(What you have to do) Work through the material below and count the lines holding the word "element"; give that count and nothing more.

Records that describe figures
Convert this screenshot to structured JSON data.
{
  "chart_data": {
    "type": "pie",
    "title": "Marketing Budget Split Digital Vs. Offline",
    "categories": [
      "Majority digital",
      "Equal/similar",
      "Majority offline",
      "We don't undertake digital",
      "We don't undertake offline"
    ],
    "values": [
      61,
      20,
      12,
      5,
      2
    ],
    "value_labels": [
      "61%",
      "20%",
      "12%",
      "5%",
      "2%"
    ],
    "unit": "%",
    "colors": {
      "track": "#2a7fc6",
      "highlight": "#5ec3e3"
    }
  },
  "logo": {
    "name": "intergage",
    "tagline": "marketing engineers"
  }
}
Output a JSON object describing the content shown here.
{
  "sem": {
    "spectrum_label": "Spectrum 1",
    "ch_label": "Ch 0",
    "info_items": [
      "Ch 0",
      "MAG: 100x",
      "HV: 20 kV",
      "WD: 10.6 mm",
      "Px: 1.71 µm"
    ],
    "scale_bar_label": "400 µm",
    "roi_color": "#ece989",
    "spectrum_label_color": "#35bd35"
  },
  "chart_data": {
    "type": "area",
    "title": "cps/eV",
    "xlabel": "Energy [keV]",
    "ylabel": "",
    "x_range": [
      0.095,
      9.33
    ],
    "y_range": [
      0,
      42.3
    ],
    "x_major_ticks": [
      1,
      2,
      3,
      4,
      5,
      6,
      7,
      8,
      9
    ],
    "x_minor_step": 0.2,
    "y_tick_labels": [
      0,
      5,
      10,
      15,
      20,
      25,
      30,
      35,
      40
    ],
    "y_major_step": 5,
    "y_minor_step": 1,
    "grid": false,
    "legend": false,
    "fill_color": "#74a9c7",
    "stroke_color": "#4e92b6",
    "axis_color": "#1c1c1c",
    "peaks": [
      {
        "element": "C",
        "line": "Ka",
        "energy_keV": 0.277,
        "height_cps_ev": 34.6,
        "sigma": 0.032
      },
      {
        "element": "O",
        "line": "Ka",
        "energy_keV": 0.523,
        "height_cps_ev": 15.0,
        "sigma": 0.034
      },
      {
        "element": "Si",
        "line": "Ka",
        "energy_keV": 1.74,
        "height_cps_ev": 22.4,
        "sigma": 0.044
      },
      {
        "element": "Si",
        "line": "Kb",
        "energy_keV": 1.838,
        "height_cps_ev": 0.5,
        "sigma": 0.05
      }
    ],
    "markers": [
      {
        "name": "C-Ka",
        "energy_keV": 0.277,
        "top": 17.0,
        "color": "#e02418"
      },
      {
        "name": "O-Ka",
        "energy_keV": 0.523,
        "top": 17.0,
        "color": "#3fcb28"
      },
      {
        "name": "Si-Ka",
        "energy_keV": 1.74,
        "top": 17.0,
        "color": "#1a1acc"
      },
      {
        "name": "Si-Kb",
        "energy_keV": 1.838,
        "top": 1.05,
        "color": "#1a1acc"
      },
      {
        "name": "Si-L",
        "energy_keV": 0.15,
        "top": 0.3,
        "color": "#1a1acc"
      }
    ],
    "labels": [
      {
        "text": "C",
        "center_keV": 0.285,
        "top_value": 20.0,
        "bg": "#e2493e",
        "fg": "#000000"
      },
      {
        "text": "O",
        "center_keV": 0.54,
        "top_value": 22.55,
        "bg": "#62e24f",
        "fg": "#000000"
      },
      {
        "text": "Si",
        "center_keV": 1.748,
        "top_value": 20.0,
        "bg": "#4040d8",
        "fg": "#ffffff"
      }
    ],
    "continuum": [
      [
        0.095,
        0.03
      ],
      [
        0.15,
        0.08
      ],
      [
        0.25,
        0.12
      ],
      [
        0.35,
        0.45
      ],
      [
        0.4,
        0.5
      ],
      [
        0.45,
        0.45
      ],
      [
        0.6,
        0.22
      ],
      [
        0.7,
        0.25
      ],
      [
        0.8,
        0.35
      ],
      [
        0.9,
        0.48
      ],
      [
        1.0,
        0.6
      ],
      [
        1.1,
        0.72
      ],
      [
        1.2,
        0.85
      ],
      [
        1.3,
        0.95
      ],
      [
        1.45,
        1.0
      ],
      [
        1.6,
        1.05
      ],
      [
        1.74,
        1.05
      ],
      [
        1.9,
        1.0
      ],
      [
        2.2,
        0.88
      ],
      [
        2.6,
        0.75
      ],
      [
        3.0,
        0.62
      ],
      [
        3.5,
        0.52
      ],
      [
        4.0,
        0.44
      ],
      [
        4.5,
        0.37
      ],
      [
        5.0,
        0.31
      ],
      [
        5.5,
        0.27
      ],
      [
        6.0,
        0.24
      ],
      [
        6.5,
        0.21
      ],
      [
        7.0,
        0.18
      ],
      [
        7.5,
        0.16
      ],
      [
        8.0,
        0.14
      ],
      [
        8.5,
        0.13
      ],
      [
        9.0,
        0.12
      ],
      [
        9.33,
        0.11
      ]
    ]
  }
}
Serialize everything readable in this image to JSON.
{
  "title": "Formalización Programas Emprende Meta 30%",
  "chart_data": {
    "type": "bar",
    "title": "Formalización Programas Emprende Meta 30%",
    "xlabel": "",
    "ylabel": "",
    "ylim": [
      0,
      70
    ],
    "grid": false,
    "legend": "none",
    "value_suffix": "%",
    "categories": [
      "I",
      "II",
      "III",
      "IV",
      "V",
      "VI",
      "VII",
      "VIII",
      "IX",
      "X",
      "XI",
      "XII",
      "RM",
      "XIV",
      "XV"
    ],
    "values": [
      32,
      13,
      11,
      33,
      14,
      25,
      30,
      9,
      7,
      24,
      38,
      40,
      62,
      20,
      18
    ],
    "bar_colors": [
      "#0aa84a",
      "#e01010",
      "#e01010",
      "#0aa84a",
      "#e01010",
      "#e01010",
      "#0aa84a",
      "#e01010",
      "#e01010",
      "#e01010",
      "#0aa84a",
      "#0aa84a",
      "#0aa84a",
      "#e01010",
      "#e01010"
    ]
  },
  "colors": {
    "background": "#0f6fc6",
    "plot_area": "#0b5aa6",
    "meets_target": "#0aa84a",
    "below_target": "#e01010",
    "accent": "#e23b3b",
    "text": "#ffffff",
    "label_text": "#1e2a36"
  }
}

(Answer) 4